Please quote the material exactly, every line of it.

Dataset rows
---*---
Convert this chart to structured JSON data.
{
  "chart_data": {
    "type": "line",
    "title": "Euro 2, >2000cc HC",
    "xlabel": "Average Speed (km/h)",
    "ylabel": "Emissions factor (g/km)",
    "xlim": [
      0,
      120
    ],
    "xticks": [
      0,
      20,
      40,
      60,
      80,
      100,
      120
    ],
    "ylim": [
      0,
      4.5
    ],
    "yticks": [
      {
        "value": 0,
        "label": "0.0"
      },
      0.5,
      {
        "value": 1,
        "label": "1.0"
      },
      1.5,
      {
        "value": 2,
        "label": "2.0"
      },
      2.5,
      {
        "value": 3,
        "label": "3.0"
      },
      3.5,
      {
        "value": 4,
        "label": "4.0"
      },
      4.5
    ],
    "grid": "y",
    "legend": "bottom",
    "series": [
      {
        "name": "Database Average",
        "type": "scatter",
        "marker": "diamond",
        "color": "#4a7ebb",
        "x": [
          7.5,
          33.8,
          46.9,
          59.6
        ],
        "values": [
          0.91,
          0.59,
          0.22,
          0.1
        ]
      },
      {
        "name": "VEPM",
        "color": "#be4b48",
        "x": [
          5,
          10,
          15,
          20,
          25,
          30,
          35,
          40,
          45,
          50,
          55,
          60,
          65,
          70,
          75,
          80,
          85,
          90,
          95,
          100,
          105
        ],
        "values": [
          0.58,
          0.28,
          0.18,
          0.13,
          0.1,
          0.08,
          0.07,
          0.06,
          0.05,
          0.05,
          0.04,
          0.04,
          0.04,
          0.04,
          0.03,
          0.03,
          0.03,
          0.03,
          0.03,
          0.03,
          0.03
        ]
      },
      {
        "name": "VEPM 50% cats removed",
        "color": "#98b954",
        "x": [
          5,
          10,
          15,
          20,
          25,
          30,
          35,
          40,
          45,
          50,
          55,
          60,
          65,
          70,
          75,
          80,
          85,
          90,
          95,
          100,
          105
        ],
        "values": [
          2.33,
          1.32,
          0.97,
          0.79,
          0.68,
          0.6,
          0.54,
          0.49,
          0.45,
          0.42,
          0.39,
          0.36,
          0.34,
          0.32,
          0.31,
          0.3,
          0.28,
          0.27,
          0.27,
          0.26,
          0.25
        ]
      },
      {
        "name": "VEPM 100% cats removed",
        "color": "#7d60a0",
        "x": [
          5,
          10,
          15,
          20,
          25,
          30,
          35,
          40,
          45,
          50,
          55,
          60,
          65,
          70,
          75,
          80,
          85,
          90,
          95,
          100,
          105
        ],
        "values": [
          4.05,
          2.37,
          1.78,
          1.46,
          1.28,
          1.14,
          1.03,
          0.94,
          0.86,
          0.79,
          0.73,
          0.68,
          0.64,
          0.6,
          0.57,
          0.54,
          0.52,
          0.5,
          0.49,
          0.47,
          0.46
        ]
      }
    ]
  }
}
---*---
Answer for the task =>
Convert this chart to structured JSON data.
{
  "chart_data": {
    "type": "line",
    "title": "Euro 2, >2000cc HC",
    "xlabel": "Average Speed (km/h)",
    "ylabel": "Emissions factor (g/km)",
    "xlim": [
      0,
      120
    ],
    "xticks": [
      0,
      20,
      40,
      60,
      80,
      100,
      120
    ],
    "ylim": [
      0,
      4.5
    ],
    "yticks": [
      {
        "value": 0,
        "label": "0.0"
      },
      0.5,
      {
        "value": 1,
        "label": "1.0"
      },
      1.5,
      {
        "value": 2,
        "label": "2.0"
      },
      2.5,
      {
        "value": 3,
        "label": "3.0"
      },
      3.5,
      {
        "value": 4,
        "label": "4.0"
      },
      4.5
    ],
    "grid": "y",
    "legend": "bottom",
    "series": [
      {
        "name": "Database Average",
        "type": "scatter",
        "marker": "diamond",
        "color": "#4a7ebb",
        "x": [
          7.5,
          33.8,
          46.9,
          59.6
        ],
        "values": [
          0.91,
          0.59,
          0.22,
          0.1
        ]
      },
      {
        "name": "VEPM",
        "color": "#be4b48",
        "x": [
          5,
          10,
          15,
          20,
          25,
          30,
          35,
          40,
          45,
          50,
          55,
          60,
          65,
          70,
          75,
          80,
          85,
          90,
          95,
          100,
          105
        ],
        "values": [
          0.58,
          0.28,
          0.18,
          0.13,
          0.1,
          0.08,
          0.07,
          0.06,
          0.05,
          0.05,
          0.04,
          0.04,
          0.04,
          0.04,
          0.03,
          0.03,
          0.03,
          0.03,
          0.03,
          0.03,
          0.03
        ]
      },
      {
        "name": "VEPM 50% cats removed",
        "color": "#98b954",
        "x": [
          5,
          10,
          15,
          20,
          25,
          30,
          35,
          40,
          45,
          50,
          55,
          60,
          65,
          70,
          75,
          80,
          85,
          90,
          95,
          100,
          105
        ],
        "values": [
          2.33,
          1.32,
          0.97,
          0.79,
          0.68,
          0.6,
          0.54,
          0.49,
          0.45,
          0.42,
          0.39,
          0.36,
          0.34,
          0.32,
          0.31,
          0.3,
          0.28,
          0.27,
          0.27,
          0.26,
          0.25
        ]
      },
      {
        "name": "VEPM 100% cats removed",
        "color": "#7d60a0",
        "x": [
          5,
          10,
          15,
          20,
          25,
          30,
          35,
          40,
          45,
          50,
          55,
          60,
          65,
          70,
          75,
          80,
          85,
          90,
          95,
          100,
          105
        ],
        "values": [
          4.05,
          2.37,
          1.78,
          1.46,
          1.28,
          1.14,
          1.03,
          0.94,
          0.86,
          0.79,
          0.73,
          0.68,
          0.64,
          0.6,
          0.57,
          0.54,
          0.52,
          0.5,
          0.49,
          0.47,
          0.46
        ]
      }
    ]
  }
}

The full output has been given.